» **Brief A**
From the housing article, copy the passage starting with "From January 01, 2018" and going on through "Auckland’s biggest problems.", word for word.
» **Brief B**
In the housing article, what share of new builds in Auckland does Phil Twyford say are affordable?

» **Text under study**
* * * * * * *

Written by Vicki Holder
When the Reserve Bank announced it would ease LVR restrictions, things became slightly easier for first home buyers in terms of getting a deposit.
From January 01, 2018 there will be approximately 50% more capacity for the trading banks in NZ to be able to lend above 80% LVR to 90% meaning first home buyers will be able to buy a home with 10% rather than a 20% deposit. However, with “affordable” homes priced at around $655,000, that still means a 10% deposit of $65,000, and having to service a mortgage of $589,500. With repayments calculated on 30 years at 4.78% - $709.50 would eat up a large chunk of a couple’s take home pay. Even if first home buyers manage to rustle up a deposit and they can afford the repayments, finding something affordable has been one of Auckland’s biggest problems.
Housing & urban development and transport minister, Phil Twyford says Auckland is currently delivering too many expensive houses and only about 5% of new builds are affordable.
“There’s huge unmet demand for one and two bedroom dwellings in the city, and there’s growing demand for medium density. By working to a more planned approach with the Government as an enabler, we can get a better mix.”
He explains, these homes can be designed by the private sector and the Government will play a coordinating role.
“The role of Government is to take on some of the risk to make it easier for the private sector. One of the ways we’re delivering KiwiBuild is where developers come to us and say, we’re developing a block and some of this would meet your criteria. So, we would buy them off the plan. It gives developers finance to proceed and takes the risk away. That guarantees a flow of affordable units coming to the market. We’ve had some great feedback from developers about this possibility because since the banks tightened lending, a lot of developers have had trouble meeting the bank criteria for deposits.”

* * * * * * *

[Stored data entries]
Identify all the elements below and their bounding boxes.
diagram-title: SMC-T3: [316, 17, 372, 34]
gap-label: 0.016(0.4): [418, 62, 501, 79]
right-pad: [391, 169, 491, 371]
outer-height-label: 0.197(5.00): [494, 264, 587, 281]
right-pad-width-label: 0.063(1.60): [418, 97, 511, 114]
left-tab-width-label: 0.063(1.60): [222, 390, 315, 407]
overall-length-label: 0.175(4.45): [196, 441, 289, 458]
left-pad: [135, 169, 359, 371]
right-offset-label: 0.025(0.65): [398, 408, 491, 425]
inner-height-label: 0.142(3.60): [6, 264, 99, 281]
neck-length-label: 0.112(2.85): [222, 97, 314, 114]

* * * * * * *

» **Solution A**
From January 01, 2018 there will be approximately 50% more capacity for the trading banks in NZ to be able to lend above 80% LVR to 90% meaning first home buyers will be able to buy a home with 10% rather than a 20% deposit. However, with “affordable” homes priced at around $655,000, that still means a 10% deposit of $65,000, and having to service a mortgage of $589,500. With repayments calculated on 30 years at 4.78% - $709.50 would eat up a large chunk of a couple’s take home pay. Even if first home buyers manage to rustle up a deposit and they can afford the repayments, finding something affordable has been one of Auckland’s biggest problems.

» **Solution B**
About 5%.